_Aim of the exercise_: Work out how many lines hold the string "Adobe". The answer is a single number, nothing more.

─── Listed entries ───

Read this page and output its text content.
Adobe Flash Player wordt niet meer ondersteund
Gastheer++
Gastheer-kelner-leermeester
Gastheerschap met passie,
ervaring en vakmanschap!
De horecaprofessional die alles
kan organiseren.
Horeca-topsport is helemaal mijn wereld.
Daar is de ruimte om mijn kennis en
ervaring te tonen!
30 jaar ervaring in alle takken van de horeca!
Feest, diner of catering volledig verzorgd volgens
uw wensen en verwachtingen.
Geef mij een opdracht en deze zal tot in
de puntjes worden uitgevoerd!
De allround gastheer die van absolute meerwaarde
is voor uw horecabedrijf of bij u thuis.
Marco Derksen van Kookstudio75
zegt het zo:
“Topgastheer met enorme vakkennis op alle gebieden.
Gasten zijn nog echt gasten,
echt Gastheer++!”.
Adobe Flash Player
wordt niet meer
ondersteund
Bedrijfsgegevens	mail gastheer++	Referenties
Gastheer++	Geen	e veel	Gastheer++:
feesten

───

_Exercise answer_: 2